### Stored items from a collection
start

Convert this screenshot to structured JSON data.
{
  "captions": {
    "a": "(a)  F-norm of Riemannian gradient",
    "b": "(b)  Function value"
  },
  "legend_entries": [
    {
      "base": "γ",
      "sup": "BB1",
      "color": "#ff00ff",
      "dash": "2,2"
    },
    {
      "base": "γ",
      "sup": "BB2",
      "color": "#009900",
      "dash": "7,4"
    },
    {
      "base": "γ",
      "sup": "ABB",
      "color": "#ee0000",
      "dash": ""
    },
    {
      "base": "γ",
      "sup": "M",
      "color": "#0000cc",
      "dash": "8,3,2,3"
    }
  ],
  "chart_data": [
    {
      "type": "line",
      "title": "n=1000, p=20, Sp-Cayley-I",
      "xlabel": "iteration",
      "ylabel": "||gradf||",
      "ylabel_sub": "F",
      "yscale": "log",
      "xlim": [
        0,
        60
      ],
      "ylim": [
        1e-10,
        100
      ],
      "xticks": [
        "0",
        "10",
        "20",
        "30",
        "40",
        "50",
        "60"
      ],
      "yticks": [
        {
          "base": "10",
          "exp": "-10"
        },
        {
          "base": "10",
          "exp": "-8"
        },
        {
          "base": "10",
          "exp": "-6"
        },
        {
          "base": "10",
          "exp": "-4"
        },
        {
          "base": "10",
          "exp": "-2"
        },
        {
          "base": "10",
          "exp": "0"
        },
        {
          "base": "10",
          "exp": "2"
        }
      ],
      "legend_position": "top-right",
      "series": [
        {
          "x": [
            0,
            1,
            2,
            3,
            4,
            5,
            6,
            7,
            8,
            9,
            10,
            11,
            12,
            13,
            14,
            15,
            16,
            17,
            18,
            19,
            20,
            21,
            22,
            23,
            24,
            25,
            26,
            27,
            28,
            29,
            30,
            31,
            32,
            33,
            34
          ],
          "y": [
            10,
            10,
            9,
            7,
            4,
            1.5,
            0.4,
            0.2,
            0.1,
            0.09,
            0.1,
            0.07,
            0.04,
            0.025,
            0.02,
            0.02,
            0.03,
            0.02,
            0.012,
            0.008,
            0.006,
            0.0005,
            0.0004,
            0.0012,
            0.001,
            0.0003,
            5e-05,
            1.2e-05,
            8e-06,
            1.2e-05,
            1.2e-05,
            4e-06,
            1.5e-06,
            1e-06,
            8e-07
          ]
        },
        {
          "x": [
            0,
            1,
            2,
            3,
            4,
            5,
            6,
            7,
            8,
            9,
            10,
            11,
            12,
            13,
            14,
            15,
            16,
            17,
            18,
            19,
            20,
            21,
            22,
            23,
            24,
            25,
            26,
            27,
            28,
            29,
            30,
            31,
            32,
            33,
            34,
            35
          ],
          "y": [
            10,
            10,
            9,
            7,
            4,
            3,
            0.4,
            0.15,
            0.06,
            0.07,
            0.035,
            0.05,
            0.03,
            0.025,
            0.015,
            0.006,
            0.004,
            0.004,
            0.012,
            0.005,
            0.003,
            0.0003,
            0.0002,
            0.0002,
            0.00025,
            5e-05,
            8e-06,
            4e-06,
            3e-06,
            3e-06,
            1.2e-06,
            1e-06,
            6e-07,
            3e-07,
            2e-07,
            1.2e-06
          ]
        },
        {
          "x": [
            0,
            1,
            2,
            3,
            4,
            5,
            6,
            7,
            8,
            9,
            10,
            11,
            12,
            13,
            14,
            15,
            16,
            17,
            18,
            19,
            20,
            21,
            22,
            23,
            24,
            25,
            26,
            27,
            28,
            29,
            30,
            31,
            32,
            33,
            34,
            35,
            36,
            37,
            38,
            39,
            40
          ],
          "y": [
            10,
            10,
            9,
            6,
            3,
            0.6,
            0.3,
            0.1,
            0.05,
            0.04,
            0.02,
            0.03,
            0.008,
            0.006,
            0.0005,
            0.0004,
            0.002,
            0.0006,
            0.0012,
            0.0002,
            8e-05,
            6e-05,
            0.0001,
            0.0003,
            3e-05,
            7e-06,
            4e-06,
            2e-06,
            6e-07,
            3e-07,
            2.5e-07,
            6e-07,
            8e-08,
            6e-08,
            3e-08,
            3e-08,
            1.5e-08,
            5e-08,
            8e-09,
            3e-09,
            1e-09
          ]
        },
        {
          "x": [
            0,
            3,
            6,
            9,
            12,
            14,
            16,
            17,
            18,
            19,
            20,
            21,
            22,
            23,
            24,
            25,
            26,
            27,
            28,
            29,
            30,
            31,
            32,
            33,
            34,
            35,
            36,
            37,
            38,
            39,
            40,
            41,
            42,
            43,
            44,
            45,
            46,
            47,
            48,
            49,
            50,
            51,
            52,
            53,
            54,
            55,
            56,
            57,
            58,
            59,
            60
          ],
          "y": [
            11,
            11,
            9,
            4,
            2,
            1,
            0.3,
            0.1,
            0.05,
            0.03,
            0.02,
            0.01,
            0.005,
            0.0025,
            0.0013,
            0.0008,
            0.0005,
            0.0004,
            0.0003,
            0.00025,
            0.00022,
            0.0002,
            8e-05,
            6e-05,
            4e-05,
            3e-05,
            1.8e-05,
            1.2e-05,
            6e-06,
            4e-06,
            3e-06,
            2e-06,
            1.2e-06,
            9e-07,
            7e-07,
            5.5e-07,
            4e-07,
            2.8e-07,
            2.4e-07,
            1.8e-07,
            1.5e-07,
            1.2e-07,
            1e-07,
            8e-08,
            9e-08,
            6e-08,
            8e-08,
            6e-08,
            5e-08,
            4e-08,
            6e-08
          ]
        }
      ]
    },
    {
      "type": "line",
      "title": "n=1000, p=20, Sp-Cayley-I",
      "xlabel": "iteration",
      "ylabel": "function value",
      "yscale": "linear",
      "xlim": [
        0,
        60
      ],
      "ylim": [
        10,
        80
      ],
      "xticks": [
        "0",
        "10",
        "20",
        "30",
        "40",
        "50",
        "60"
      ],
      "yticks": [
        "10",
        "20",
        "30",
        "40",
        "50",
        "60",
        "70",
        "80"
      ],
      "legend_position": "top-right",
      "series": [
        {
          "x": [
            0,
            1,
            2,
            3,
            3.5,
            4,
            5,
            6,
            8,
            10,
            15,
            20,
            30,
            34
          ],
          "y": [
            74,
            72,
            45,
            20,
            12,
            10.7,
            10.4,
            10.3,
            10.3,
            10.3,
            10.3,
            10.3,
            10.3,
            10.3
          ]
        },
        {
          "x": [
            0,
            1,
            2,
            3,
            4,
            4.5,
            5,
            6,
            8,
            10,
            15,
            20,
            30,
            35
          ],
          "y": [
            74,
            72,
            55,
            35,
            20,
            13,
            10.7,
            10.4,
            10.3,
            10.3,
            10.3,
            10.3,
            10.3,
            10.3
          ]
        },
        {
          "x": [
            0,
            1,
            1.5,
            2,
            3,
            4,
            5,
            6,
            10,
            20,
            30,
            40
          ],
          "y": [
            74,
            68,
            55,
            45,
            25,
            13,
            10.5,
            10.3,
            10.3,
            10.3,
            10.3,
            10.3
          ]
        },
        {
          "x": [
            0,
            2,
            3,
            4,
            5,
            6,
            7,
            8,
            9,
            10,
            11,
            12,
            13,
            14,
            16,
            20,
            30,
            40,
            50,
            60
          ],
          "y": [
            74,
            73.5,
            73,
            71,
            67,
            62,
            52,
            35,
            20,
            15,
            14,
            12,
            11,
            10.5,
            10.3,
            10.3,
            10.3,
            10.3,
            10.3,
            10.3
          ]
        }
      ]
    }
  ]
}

end

### The exercise
Please reproduce every line of the material word for word.

### Response
Convert this screenshot to structured JSON data.
{
  "captions": {
    "a": "(a)  F-norm of Riemannian gradient",
    "b": "(b)  Function value"
  },
  "legend_entries": [
    {
      "base": "γ",
      "sup": "BB1",
      "color": "#ff00ff",
      "dash": "2,2"
    },
    {
      "base": "γ",
      "sup": "BB2",
      "color": "#009900",
      "dash": "7,4"
    },
    {
      "base": "γ",
      "sup": "ABB",
      "color": "#ee0000",
      "dash": ""
    },
    {
      "base": "γ",
      "sup": "M",
      "color": "#0000cc",
      "dash": "8,3,2,3"
    }
  ],
  "chart_data": [
    {
      "type": "line",
      "title": "n=1000, p=20, Sp-Cayley-I",
      "xlabel": "iteration",
      "ylabel": "||gradf||",
      "ylabel_sub": "F",
      "yscale": "log",
      "xlim": [
        0,
        60
      ],
      "ylim": [
        1e-10,
        100
      ],
      "xticks": [
        "0",
        "10",
        "20",
        "30",
        "40",
        "50",
        "60"
      ],
      "yticks": [
        {
          "base": "10",
          "exp": "-10"
        },
        {
          "base": "10",
          "exp": "-8"
        },
        {
          "base": "10",
          "exp": "-6"
        },
        {
          "base": "10",
          "exp": "-4"
        },
        {
          "base": "10",
          "exp": "-2"
        },
        {
          "base": "10",
          "exp": "0"
        },
        {
          "base": "10",
          "exp": "2"
        }
      ],
      "legend_position": "top-right",
      "series": [
        {
          "x": [
            0,
            1,
            2,
            3,
            4,
            5,
            6,
            7,
            8,
            9,
            10,
            11,
            12,
            13,
            14,
            15,
            16,
            17,
            18,
            19,
            20,
            21,
            22,
            23,
            24,
            25,
            26,
            27,
            28,
            29,
            30,
            31,
            32,
            33,
            34
          ],
          "y": [
            10,
            10,
            9,
            7,
            4,
            1.5,
            0.4,
            0.2,
            0.1,
            0.09,
            0.1,
            0.07,
            0.04,
            0.025,
            0.02,
            0.02,
            0.03,
            0.02,
            0.012,
            0.008,
            0.006,
            0.0005,
            0.0004,
            0.0012,
            0.001,
            0.0003,
            5e-05,
            1.2e-05,
            8e-06,
            1.2e-05,
            1.2e-05,
            4e-06,
            1.5e-06,
            1e-06,
            8e-07
          ]
        },
        {
          "x": [
            0,
            1,
            2,
            3,
            4,
            5,
            6,
            7,
            8,
            9,
            10,
            11,
            12,
            13,
            14,
            15,
            16,
            17,
            18,
            19,
            20,
            21,
            22,
            23,
            24,
            25,
            26,
            27,
            28,
            29,
            30,
            31,
            32,
            33,
            34,
            35
          ],
          "y": [
            10,
            10,
            9,
            7,
            4,
            3,
            0.4,
            0.15,
            0.06,
            0.07,
            0.035,
            0.05,
            0.03,
            0.025,
            0.015,
            0.006,
            0.004,
            0.004,
            0.012,
            0.005,
            0.003,
            0.0003,
            0.0002,
            0.0002,
            0.00025,
            5e-05,
            8e-06,
            4e-06,
            3e-06,
            3e-06,
            1.2e-06,
            1e-06,
            6e-07,
            3e-07,
            2e-07,
            1.2e-06
          ]
        },
        {
          "x": [
            0,
            1,
            2,
            3,
            4,
            5,
            6,
            7,
            8,
            9,
            10,
            11,
            12,
            13,
            14,
            15,
            16,
            17,
            18,
            19,
            20,
            21,
            22,
            23,
            24,
            25,
            26,
            27,
            28,
            29,
            30,
            31,
            32,
            33,
            34,
            35,
            36,
            37,
            38,
            39,
            40
          ],
          "y": [
            10,
            10,
            9,
            6,
            3,
            0.6,
            0.3,
            0.1,
            0.05,
            0.04,
            0.02,
            0.03,
            0.008,
            0.006,
            0.0005,
            0.0004,
            0.002,
            0.0006,
            0.0012,
            0.0002,
            8e-05,
            6e-05,
            0.0001,
            0.0003,
            3e-05,
            7e-06,
            4e-06,
            2e-06,
            6e-07,
            3e-07,
            2.5e-07,
            6e-07,
            8e-08,
            6e-08,
            3e-08,
            3e-08,
            1.5e-08,
            5e-08,
            8e-09,
            3e-09,
            1e-09
          ]
        },
        {
          "x": [
            0,
            3,
            6,
            9,
            12,
            14,
            16,
            17,
            18,
            19,
            20,
            21,
            22,
            23,
            24,
            25,
            26,
            27,
            28,
            29,
            30,
            31,
            32,
            33,
            34,
            35,
            36,
            37,
            38,
            39,
            40,
            41,
            42,
            43,
            44,
            45,
            46,
            47,
            48,
            49,
            50,
            51,
            52,
            53,
            54,
            55,
            56,
            57,
            58,
            59,
            60
          ],
          "y": [
            11,
            11,
            9,
            4,
            2,
            1,
            0.3,
            0.1,
            0.05,
            0.03,
            0.02,
            0.01,
            0.005,
            0.0025,
            0.0013,
            0.0008,
            0.0005,
            0.0004,
            0.0003,
            0.00025,
            0.00022,
            0.0002,
            8e-05,
            6e-05,
            4e-05,
            3e-05,
            1.8e-05,
            1.2e-05,
            6e-06,
            4e-06,
            3e-06,
            2e-06,
            1.2e-06,
            9e-07,
            7e-07,
            5.5e-07,
            4e-07,
            2.8e-07,
            2.4e-07,
            1.8e-07,
            1.5e-07,
            1.2e-07,
            1e-07,
            8e-08,
            9e-08,
            6e-08,
            8e-08,
            6e-08,
            5e-08,
            4e-08,
            6e-08
          ]
        }
      ]
    },
    {
      "type": "line",
      "title": "n=1000, p=20, Sp-Cayley-I",
      "xlabel": "iteration",
      "ylabel": "function value",
      "yscale": "linear",
      "xlim": [
        0,
        60
      ],
      "ylim": [
        10,
        80
      ],
      "xticks": [
        "0",
        "10",
        "20",
        "30",
        "40",
        "50",
        "60"
      ],
      "yticks": [
        "10",
        "20",
        "30",
        "40",
        "50",
        "60",
        "70",
        "80"
      ],
      "legend_position": "top-right",
      "series": [
        {
          "x": [
            0,
            1,
            2,
            3,
            3.5,
            4,
            5,
            6,
            8,
            10,
            15,
            20,
            30,
            34
          ],
          "y": [
            74,
            72,
            45,
            20,
            12,
            10.7,
            10.4,
            10.3,
            10.3,
            10.3,
            10.3,
            10.3,
            10.3,
            10.3
          ]
        },
        {
          "x": [
            0,
            1,
            2,
            3,
            4,
            4.5,
            5,
            6,
            8,
            10,
            15,
            20,
            30,
            35
          ],
          "y": [
            74,
            72,
            55,
            35,
            20,
            13,
            10.7,
            10.4,
            10.3,
            10.3,
            10.3,
            10.3,
            10.3,
            10.3
          ]
        },
        {
          "x": [
            0,
            1,
            1.5,
            2,
            3,
            4,
            5,
            6,
            10,
            20,
            30,
            40
          ],
          "y": [
            74,
            68,
            55,
            45,
            25,
            13,
            10.5,
            10.3,
            10.3,
            10.3,
            10.3,
            10.3
          ]
        },
        {
          "x": [
            0,
            2,
            3,
            4,
            5,
            6,
            7,
            8,
            9,
            10,
            11,
            12,
            13,
            14,
            16,
            20,
            30,
            40,
            50,
            60
          ],
          "y": [
            74,
            73.5,
            73,
            71,
            67,
            62,
            52,
            35,
            20,
            15,
            14,
            12,
            11,
            10.5,
            10.3,
            10.3,
            10.3,
            10.3,
            10.3,
            10.3
          ]
        }
      ]
    }
  ]
}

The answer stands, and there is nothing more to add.